** Start Data supplied **

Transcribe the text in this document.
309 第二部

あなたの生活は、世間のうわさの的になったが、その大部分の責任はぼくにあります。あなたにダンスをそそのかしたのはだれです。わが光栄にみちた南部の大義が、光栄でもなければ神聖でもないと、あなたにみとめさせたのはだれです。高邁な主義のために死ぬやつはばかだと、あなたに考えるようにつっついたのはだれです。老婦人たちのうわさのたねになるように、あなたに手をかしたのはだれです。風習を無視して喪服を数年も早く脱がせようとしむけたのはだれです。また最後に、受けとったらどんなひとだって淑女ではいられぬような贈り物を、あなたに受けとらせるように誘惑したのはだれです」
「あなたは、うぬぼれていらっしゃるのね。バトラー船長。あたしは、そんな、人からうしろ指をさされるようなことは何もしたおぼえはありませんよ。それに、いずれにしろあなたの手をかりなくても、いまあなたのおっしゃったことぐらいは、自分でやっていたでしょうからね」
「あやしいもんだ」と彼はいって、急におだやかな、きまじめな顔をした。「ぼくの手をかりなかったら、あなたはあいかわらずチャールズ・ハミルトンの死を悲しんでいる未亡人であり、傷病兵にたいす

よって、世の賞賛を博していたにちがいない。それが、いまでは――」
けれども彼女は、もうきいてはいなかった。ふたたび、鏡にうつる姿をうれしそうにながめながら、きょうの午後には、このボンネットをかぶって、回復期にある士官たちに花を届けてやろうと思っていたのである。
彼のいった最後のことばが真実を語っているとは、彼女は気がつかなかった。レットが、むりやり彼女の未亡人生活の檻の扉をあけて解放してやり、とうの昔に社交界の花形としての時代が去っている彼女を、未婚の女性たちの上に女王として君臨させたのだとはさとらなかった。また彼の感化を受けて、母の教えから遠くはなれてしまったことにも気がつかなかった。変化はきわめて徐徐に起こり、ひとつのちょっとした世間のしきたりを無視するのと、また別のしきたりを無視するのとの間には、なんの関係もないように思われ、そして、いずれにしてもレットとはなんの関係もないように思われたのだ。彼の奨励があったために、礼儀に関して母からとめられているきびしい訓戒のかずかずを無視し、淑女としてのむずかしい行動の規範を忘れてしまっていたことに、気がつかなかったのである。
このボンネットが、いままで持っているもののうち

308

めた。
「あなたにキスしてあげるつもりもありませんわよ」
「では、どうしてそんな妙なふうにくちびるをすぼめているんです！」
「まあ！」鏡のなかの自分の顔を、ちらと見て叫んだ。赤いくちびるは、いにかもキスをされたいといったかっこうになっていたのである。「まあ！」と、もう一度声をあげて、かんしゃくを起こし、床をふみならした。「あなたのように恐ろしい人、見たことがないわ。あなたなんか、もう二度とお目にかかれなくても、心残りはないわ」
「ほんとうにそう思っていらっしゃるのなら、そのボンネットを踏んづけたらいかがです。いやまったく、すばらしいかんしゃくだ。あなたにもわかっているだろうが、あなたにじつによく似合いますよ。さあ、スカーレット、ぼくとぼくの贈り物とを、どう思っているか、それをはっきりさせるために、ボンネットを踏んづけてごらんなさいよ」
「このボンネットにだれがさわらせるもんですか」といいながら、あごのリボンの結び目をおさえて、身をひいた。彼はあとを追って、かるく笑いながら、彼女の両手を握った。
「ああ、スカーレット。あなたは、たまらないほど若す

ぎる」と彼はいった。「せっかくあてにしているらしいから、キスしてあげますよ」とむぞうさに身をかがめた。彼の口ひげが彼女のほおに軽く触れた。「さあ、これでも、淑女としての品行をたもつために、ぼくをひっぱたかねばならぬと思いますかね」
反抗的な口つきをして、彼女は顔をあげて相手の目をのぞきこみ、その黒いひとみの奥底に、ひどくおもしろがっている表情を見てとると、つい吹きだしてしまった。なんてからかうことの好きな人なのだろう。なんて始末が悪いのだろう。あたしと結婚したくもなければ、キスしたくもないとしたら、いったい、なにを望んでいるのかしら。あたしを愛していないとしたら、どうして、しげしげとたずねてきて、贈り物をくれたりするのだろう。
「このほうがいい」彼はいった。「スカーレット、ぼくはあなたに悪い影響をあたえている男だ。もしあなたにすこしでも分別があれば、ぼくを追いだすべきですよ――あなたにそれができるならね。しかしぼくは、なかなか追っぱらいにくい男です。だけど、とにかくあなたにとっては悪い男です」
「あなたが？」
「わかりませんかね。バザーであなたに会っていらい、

** End Data supplied **
** Start Data supplied **

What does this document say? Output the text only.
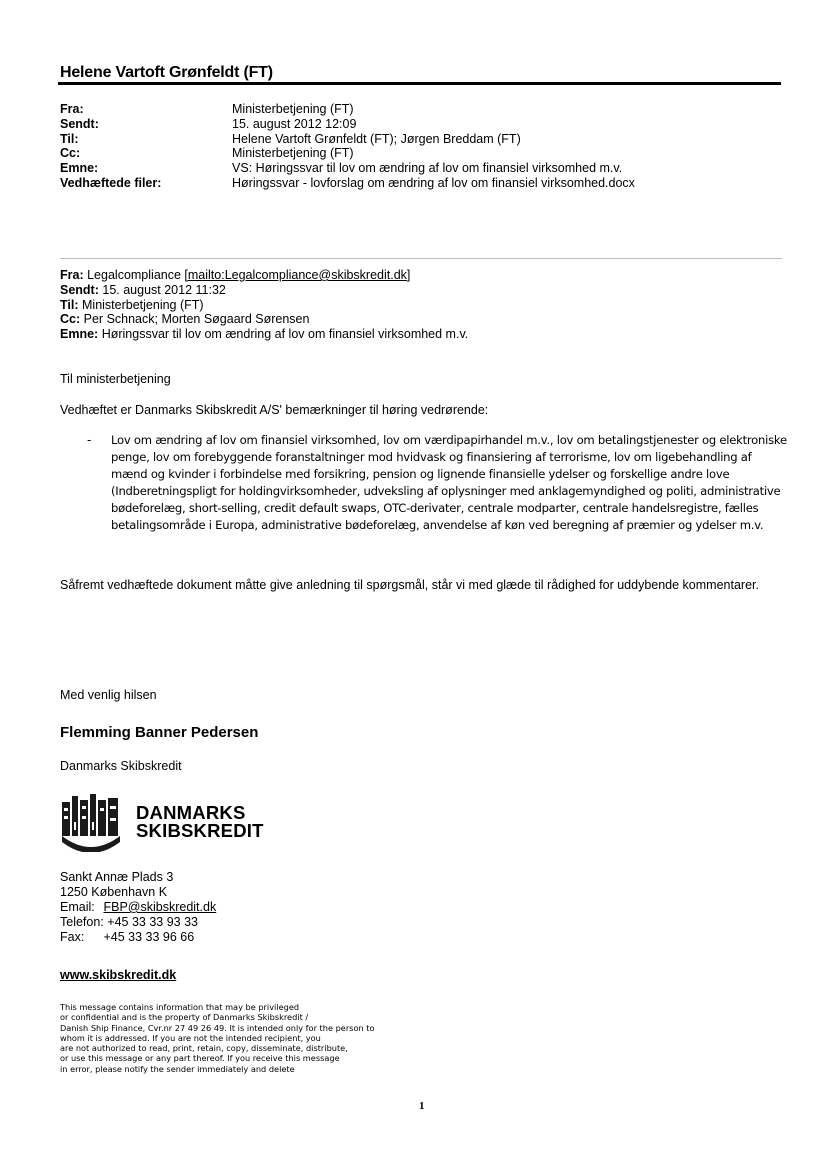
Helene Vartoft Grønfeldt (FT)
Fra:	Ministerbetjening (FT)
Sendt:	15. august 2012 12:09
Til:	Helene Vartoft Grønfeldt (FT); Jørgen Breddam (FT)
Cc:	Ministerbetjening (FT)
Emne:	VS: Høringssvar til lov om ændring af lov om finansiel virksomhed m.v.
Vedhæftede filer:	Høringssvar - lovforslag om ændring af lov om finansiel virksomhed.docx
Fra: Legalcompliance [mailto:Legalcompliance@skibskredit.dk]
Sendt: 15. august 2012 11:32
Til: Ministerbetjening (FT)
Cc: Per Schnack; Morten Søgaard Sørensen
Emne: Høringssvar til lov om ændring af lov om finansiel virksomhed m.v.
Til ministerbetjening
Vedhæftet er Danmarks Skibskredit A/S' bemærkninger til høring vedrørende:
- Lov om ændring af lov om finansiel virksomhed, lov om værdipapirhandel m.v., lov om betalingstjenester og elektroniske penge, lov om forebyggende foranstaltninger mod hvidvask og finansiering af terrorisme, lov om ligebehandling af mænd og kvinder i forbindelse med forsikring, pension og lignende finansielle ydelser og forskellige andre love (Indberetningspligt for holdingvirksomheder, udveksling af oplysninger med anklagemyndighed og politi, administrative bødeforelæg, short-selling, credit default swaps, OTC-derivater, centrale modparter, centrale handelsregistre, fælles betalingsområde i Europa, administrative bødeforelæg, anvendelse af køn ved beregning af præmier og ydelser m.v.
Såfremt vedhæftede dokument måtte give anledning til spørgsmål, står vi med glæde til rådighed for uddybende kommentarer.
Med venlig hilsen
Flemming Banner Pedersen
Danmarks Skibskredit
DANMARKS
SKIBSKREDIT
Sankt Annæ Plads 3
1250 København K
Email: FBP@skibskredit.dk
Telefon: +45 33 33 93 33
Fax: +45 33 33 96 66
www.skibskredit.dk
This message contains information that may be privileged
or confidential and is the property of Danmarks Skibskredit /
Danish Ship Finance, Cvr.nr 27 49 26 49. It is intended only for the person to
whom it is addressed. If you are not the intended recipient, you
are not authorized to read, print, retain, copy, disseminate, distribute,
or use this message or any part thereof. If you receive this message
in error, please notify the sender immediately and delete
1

** End Data supplied **

- **Objective**: Say how many lines have the string "Vartoft" in them, offering no words beyond the number.

- **Response to this exercise**: 2